-- Start Material supplied --

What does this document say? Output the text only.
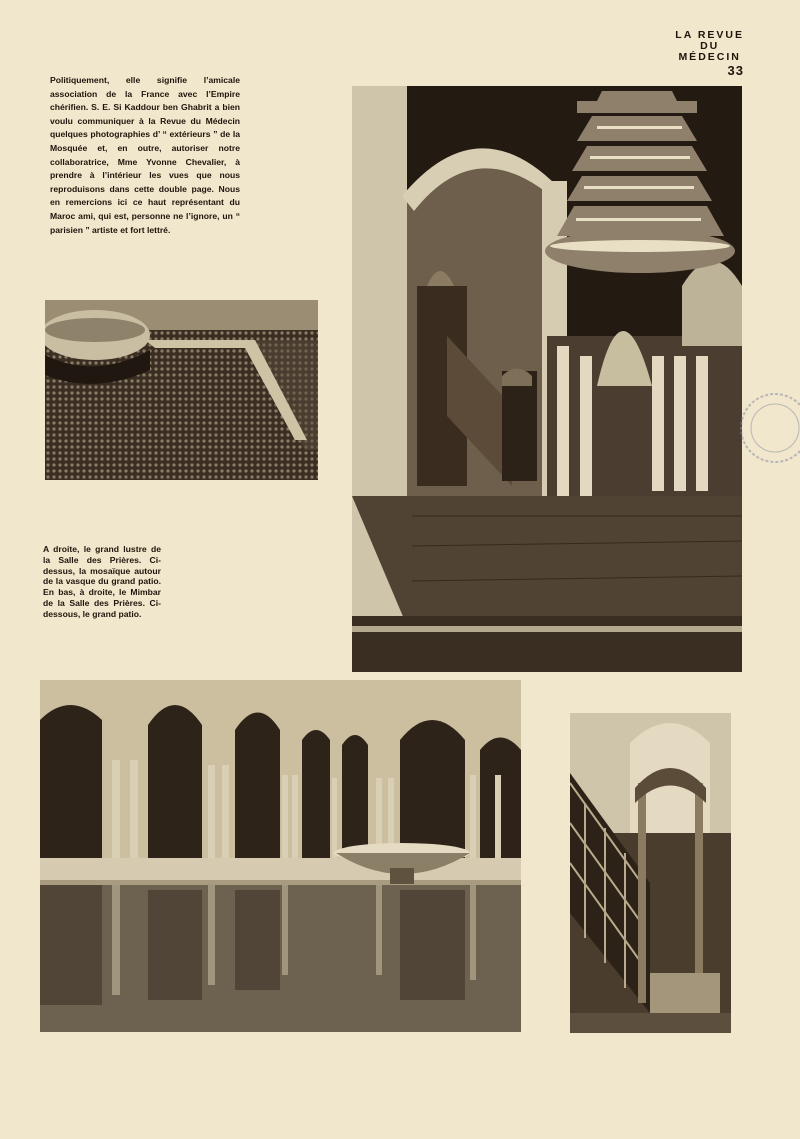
LA REVUE
DU
MÉDECIN
33
Politiquement, elle signifie l’amicale association de la France avec l’Empire chérifien. S. E. Si Kaddour ben Ghabrit a bien voulu communiquer à la Revue du Médecin quelques photographies d’ “ extérieurs ” de la Mosquée et, en outre, autoriser notre collaboratrice, Mme Yvonne Chevalier, à prendre à l’intérieur les vues que nous reproduisons dans cette double page. Nous en remercions ici ce haut représentant du Maroc ami, qui est, personne ne l’ignore, un “ parisien ” artiste et fort lettré.
A droite, le grand lustre de la Salle des Prières. Ci-dessus, la mosaïque autour de la vasque du grand patio. En bas, à droite, le Mimbar de la Salle des Prières. Ci-dessous, le grand patio.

-- End Material supplied --

## Directions for this task
Omit the pictures, and quote the material above exactly as given.

## Completed exercise
What does this document say? Output the text only.
LA REVUE
DU
MÉDECIN
33
Politiquement, elle signifie l’amicale association de la France avec l’Empire chérifien. S. E. Si Kaddour ben Ghabrit a bien voulu communiquer à la Revue du Médecin quelques photographies d’ “ extérieurs ” de la Mosquée et, en outre, autoriser notre collaboratrice, Mme Yvonne Chevalier, à prendre à l’intérieur les vues que nous reproduisons dans cette double page. Nous en remercions ici ce haut représentant du Maroc ami, qui est, personne ne l’ignore, un “ parisien ” artiste et fort lettré.
A droite, le grand lustre de la Salle des Prières. Ci-dessus, la mosaïque autour de la vasque du grand patio. En bas, à droite, le Mimbar de la Salle des Prières. Ci-dessous, le grand patio.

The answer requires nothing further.